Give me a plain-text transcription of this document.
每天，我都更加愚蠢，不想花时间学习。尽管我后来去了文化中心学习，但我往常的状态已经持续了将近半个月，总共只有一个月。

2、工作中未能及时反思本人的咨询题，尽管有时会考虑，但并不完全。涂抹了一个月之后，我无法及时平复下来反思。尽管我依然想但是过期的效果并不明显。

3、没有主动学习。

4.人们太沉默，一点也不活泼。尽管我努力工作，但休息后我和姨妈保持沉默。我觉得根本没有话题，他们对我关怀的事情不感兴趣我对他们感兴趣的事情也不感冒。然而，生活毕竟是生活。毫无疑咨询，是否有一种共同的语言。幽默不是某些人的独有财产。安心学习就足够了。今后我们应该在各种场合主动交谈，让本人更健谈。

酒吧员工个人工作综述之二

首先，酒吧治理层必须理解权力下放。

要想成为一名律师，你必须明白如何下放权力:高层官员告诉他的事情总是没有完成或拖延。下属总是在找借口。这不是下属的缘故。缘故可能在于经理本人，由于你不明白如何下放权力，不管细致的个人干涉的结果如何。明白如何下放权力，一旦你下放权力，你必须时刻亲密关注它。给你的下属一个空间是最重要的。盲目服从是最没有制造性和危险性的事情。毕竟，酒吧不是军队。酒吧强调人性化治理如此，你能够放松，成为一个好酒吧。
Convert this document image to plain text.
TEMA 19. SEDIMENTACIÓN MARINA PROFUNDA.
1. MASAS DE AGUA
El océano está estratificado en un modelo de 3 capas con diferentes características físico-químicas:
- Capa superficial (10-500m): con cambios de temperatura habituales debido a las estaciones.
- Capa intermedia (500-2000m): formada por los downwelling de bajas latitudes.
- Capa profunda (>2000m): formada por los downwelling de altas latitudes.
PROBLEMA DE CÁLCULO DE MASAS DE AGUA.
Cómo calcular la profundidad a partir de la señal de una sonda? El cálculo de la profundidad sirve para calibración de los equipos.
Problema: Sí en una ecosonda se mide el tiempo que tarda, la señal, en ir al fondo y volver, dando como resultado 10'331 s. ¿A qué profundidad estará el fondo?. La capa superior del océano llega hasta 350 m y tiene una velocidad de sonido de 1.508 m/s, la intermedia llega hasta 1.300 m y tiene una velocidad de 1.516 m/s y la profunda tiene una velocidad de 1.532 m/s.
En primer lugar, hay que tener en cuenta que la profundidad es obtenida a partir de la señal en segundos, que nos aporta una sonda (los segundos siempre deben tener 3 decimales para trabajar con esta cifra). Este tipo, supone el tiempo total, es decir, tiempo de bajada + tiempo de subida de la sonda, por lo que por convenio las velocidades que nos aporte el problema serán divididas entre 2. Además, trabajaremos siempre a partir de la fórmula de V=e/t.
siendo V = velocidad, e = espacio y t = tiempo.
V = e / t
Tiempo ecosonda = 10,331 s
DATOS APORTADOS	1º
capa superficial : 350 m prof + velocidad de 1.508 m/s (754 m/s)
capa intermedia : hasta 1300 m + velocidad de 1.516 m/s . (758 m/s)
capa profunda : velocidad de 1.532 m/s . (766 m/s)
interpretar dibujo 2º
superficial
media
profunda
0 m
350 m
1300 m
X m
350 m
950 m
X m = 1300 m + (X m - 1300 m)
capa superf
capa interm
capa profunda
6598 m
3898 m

════

From the data above, copy each line that holds "plain".

Give me a plain-text transcription of this document.
Convert this document image to plain text.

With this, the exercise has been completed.